- OBJECTIVE: Scan the material for the word "Meeting", and copy each line where it shows up.
##########
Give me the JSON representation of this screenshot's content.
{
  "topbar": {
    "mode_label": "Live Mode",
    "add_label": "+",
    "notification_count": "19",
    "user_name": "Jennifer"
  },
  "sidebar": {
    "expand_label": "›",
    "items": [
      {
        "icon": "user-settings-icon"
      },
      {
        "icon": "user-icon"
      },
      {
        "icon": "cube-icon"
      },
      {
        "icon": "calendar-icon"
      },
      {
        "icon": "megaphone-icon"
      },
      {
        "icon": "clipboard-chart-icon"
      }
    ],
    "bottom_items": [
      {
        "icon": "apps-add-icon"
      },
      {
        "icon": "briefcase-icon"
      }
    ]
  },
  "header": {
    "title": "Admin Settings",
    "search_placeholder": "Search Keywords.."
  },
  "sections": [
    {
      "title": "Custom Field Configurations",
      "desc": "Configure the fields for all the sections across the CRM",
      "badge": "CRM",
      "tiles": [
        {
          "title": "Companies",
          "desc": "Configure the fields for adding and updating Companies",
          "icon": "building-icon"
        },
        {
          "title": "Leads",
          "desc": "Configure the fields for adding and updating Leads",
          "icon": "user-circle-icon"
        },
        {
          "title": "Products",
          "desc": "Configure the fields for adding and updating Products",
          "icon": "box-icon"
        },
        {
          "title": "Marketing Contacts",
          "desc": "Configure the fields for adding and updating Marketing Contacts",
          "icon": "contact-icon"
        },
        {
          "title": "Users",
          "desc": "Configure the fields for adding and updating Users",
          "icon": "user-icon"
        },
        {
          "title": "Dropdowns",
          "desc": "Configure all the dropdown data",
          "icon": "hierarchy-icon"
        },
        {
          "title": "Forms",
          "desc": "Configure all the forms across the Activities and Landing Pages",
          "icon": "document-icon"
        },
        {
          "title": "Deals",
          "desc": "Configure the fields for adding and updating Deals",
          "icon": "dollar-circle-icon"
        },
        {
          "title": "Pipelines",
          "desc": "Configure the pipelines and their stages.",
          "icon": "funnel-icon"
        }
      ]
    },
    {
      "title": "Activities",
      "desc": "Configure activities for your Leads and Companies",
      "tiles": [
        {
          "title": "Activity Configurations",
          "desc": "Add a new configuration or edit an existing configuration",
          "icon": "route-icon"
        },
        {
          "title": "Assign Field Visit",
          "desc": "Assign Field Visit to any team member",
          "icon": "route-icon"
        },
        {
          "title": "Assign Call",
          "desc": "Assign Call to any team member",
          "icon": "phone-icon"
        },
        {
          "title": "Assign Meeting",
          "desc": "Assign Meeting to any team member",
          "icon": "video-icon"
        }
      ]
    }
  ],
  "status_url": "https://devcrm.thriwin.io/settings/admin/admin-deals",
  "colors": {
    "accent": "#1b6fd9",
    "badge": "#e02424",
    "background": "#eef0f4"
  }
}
##########
- TASK RESPONSE:
          "title": "Assign Meeting",
          "desc": "Assign Meeting to any team member",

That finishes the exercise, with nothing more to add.